Short problem A » Count the lines of the entries that contain the string "compass", treating uppercase and lowercase as different, and give only that number.

══ Extracted text ══

Like many, I've long suffered under the antiquated and inflexible HTML
documentation generated by Doxygen. Having recently worked on some Python
documentation using Sphinx, though, I found it powerful and pleasant enough to
use. It also has a way of encouraging actually writing documentation, rather
than just generating a dump of glorified comments, which is a good thing.
Though I'm not at all a fan of ReStructuredText syntax (which at times seems
like it's trying to be cryptic on purpose), Sphinx is undeniably powerful, and
I like the "assemble a bunch of plainish text files" approach in general. The
support for multiple languages is also very appealing, though not without its
problems, as we'll get to.
So, is it possible to use Sphinx to generate documentation for C and C++
libraries? Yes! As explained somewhat recently in a post by Sy Brand,
there is a project called Breathe that integrates Doxygen (for extracting
documentation) with Sphinx (for generating output). That sounded promising, so
I attempted to migrate a library to using Breathe instead of Doxygen's HTML
support. Unfortunately, though, I encountered quite a few roadblocks where I
couldn't quite get output that I was happy with. Worse, the project itself is
very complicated, and as I poked around in swaths of originally generated but
manually modified code, I decided that Breathe was not for me. That would feel
like just exchanging one inflexible and unhackable system for another.
What, then, to do? Though I realize that deep integration via modules like
Breathe is usually the way things are done with Sphinx, I am a KISS sort of
person, so I like to think of it as something more like a Static Site
Generator: it reads a bunch of plainish text input files, and outputs HTML (or
whatever other presentation format). How do we describe C and C++ things in
Sphinx? It turns out that recent versions have built-in support for these
"domains" now, which define markup for describing everything in these
languages. This means that everything to do with nicely formatting and
cross-referencing C and C++ is already dealt with out of the box. Excellent.
So, taking a step back and assessing the situation: we have some XML files that
describe the documentation, and we have a tool that reads text files and
produces nice documentation. This strikes me as a relatively straightforward
task for a nice and simple "files in, files out" script, not somewhere a
Goldbergian contraption that mashes Doxygen into Sphinx is required. So, after
investigating any other promising options (no such luck), I resigned myself to
trying to write such a thing, at the very least to see if it's feasible. I
certainly have no time or interest in writing and maintaining a Documentation
System, but a self-contained script to convert one thing to another seems
reasonable enough.

═══
══ Data ══

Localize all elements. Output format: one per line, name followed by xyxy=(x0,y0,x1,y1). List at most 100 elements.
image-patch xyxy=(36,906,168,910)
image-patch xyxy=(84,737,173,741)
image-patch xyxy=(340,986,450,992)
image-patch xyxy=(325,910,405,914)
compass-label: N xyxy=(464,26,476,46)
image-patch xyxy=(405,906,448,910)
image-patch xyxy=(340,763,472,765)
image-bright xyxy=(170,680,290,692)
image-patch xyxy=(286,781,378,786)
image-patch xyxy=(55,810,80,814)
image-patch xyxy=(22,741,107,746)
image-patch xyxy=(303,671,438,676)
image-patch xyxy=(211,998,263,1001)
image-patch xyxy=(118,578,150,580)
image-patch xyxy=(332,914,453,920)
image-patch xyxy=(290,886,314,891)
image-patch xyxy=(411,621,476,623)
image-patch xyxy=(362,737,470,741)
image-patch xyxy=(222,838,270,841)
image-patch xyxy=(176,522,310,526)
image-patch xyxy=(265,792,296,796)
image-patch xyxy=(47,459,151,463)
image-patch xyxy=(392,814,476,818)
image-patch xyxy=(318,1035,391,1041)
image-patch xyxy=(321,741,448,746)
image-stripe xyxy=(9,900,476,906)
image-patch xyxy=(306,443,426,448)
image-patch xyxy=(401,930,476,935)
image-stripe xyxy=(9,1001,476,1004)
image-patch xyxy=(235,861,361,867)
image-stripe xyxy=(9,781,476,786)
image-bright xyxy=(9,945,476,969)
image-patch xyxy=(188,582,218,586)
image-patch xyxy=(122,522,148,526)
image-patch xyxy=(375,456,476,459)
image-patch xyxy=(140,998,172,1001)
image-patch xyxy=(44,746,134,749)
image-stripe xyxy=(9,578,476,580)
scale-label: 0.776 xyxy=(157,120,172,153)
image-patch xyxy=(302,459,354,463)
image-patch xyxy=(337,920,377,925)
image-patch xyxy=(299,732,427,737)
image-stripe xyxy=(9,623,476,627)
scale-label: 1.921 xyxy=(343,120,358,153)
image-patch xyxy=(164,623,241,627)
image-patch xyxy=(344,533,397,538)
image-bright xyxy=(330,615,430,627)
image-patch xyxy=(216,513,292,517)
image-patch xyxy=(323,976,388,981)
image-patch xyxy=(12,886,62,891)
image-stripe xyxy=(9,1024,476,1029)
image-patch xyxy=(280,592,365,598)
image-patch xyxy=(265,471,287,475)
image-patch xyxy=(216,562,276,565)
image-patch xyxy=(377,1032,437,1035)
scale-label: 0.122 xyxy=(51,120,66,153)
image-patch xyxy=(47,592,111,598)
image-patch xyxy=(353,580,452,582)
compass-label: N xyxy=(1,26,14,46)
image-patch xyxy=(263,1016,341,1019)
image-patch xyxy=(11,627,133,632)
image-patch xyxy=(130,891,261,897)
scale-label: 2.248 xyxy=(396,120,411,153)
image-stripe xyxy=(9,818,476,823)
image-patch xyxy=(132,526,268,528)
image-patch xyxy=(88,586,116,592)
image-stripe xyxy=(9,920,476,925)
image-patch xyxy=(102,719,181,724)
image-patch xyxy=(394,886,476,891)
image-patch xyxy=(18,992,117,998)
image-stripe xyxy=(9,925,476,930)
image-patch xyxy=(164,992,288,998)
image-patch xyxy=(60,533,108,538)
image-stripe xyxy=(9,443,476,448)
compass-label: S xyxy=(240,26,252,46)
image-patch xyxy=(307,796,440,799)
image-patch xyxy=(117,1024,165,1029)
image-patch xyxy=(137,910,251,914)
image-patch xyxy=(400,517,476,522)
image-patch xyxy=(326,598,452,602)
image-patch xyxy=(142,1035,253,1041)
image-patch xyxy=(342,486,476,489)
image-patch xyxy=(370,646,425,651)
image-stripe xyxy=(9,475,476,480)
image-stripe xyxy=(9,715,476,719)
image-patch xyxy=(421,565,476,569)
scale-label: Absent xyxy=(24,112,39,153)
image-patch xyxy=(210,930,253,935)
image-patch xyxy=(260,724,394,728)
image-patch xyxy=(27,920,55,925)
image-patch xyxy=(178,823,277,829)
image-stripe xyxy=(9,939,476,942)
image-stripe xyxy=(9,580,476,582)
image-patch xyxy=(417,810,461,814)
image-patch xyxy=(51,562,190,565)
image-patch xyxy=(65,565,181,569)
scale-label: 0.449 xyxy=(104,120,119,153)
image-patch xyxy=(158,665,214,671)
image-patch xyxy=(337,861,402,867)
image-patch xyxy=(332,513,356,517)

═══

Short problem B » Please carry on the post about documenting C and C++ libraries with Sphinx, starting right after its final sentence.

Exercise response A » 3

Exercise response B »
As it turns out, I wouldn't call it trivial, but it's certainly feasible. I
ended up with a ~700 line Python script that does everything I need
(though this is of course not the same as everything possible). It's a bit
"gluey" and makes some assumptions about the structure and so on, but it does
the job and is something I feel I can maintain as necessary. I won't be
publishing or supporting this as an independent project any time soon, and make
no claims about it being general purpose, but feel free to steal it if any of
this sounds appealing.
With this, I was able to get around some long-standing gripes I have with
Doxygen, and easily make whatever I wanted to happen a reality, so I'm pretty
happy with this approach. Everything is nicely decoupled, so I don't feel
over-invested in any of the tools involved. If, for example, someone finally
writes a good clang-based extractor that gains traction (JSON please, I did not
enjoy this revisitation of the horrors of XML at all), I should be able to
switch to using that easily enough. I've actually found this somewhat crude
and UNIXey approach quite convenient: you can simply look at the ReST files to
understand what is happening, or tweak them a bit and run Sphinx to test what
you're aiming for, and so on. Text files are good.
So, after however many years, I think I've found an approach to documentation
I'm actually quite happy with, that can support all of the languages that I
use, and in general doesn't seem to get in my way. Hooray. For starters, I
did my window system portability layer, Pugl. The generated documentation
for the C API can be seen at https://lv2.gitlab.io/pugl/c/singlehtml/, and
the C++ at https://lv2.gitlab.io/pugl/cpp/singlehtml/. This is more or less
the standard Alabaster theme with a few tweaks, which I'm not sure feels
appropriate for API documentation (and is much more bloated with a bunch of
Javascript than I'd like), but it's pretty enough, at least. I'll tinker with
themes later when I feel like jumping down that rabbit hole.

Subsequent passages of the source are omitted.